## BEGIN Text excerpt

By: Megol (golem960.delete@this.gmail.com), August 9, 2014 4:22 am
Room: Moderated Discussions
anon (anon.delete@this.anon.com) on August 9, 2014 12:29 am wrote:
> Megol (golem960.delete@this.gmail.com) on August 8, 2014 11:23 am wrote:
> > juanrga (nospam.delete@this.juanrga.com) on August 8, 2014 10:49 am wrote:
> > > anon (anon.delete@this.anon.com) on August 6, 2014 7:54 pm wrote:
>
> > > > I have also heard from many people (it's possible this is just an uninformed 'echo chamber effect',
> > > > but I think there is some merit to the idea) that x86 cores take significantly more design skill
> > > > than an equivalent ARM core. Whether this is due to compatibility, or decoders, or necessity of
> > > > more capable memory pipline and caches, I don't know, but it seems to also be an x86 tax.
> > >
> > > E.g. a x86 decoder is more difficult to implement than an ARM64 decoder, because the former has to match
> > > instructions of variable length.

## END Text excerpt
## BEGIN Recorded data

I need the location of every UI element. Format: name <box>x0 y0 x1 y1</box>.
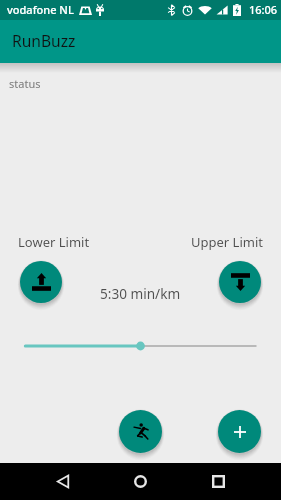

## END Recorded data

— Instructions to follow —
Continue the forum discussion comparing x86 and ARM core design from the point where it stops.

— Response —
> >
> > True. But the way to handle this is well known nowadays,
>
> That's a complete non-point, and it does not mean that no disadvantage exists. You could just
> as well say that Intel "handed this well" with the Pentium or 386, for some values of "well".
>
> Atoms are 2 wide, even the SMT Atom is only 2 wide! While ARM went to 3 wide rather easily.
First: you can't directly compare the CISC ISA width with the RISC one. Second: 2 wide is sort of a sweet spot - going wider is expending resources with diminishing returns.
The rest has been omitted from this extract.